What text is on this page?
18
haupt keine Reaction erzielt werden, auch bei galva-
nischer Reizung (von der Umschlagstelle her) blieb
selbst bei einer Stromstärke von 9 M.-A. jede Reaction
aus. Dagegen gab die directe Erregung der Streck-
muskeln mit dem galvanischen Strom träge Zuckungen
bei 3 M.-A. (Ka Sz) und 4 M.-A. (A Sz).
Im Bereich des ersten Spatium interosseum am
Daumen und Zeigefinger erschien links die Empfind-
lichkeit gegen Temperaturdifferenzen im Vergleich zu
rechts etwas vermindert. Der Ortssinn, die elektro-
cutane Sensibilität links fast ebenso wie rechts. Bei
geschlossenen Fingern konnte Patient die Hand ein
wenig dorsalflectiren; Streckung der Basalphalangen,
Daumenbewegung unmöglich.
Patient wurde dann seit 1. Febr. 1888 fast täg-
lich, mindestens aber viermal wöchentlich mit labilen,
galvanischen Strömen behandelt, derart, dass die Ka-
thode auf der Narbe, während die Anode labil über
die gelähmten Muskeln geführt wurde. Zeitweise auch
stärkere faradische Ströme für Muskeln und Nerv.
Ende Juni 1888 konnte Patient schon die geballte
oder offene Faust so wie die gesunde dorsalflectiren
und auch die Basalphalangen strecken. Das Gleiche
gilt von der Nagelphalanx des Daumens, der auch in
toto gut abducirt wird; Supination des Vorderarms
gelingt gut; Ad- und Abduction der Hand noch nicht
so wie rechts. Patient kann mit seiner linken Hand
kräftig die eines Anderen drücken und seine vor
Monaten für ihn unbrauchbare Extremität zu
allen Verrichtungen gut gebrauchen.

---

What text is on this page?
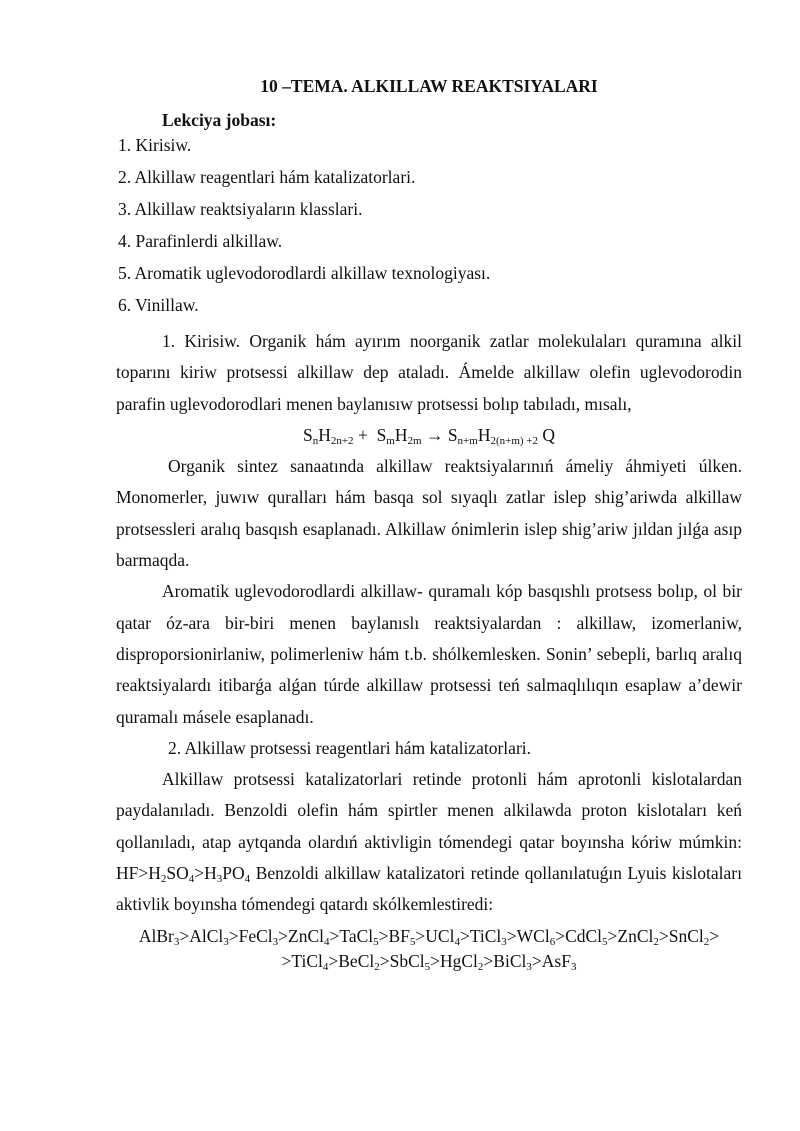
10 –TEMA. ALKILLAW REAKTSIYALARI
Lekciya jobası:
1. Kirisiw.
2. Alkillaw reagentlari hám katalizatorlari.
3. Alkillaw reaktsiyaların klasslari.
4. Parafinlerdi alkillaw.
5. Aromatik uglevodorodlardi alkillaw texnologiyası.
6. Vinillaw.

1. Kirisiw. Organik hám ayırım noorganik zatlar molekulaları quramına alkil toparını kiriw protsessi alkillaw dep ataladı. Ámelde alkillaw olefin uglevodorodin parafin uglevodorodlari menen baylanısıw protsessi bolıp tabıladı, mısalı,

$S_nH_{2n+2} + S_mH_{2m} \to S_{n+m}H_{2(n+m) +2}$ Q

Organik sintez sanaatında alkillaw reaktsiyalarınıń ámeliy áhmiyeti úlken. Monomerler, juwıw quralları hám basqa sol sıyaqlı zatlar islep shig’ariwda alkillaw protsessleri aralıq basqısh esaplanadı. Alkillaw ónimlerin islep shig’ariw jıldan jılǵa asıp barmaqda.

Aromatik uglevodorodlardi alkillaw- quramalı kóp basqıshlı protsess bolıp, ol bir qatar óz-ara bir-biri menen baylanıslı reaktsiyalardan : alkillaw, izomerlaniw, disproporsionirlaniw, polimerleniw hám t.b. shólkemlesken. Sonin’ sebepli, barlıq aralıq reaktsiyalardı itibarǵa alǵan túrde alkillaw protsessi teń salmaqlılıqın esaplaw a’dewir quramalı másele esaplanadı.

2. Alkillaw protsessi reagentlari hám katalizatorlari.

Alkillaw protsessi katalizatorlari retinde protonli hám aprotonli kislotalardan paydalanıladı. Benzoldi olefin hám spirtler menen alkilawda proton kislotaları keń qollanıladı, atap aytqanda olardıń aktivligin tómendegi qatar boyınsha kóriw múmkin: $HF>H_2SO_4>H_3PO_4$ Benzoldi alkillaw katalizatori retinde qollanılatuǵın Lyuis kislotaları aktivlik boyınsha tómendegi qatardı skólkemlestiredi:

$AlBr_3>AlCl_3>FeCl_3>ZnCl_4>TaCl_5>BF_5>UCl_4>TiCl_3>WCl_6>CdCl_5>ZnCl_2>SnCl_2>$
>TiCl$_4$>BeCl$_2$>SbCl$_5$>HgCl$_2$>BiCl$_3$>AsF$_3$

# [Aim]
Go through the material and copy out every line with "Basalphalangen" in it.

# [Solution for this problem]
wenig dorsalflectiren; Streckung der Basalphalangen,
und auch die Basalphalangen strecken. Das Gleiche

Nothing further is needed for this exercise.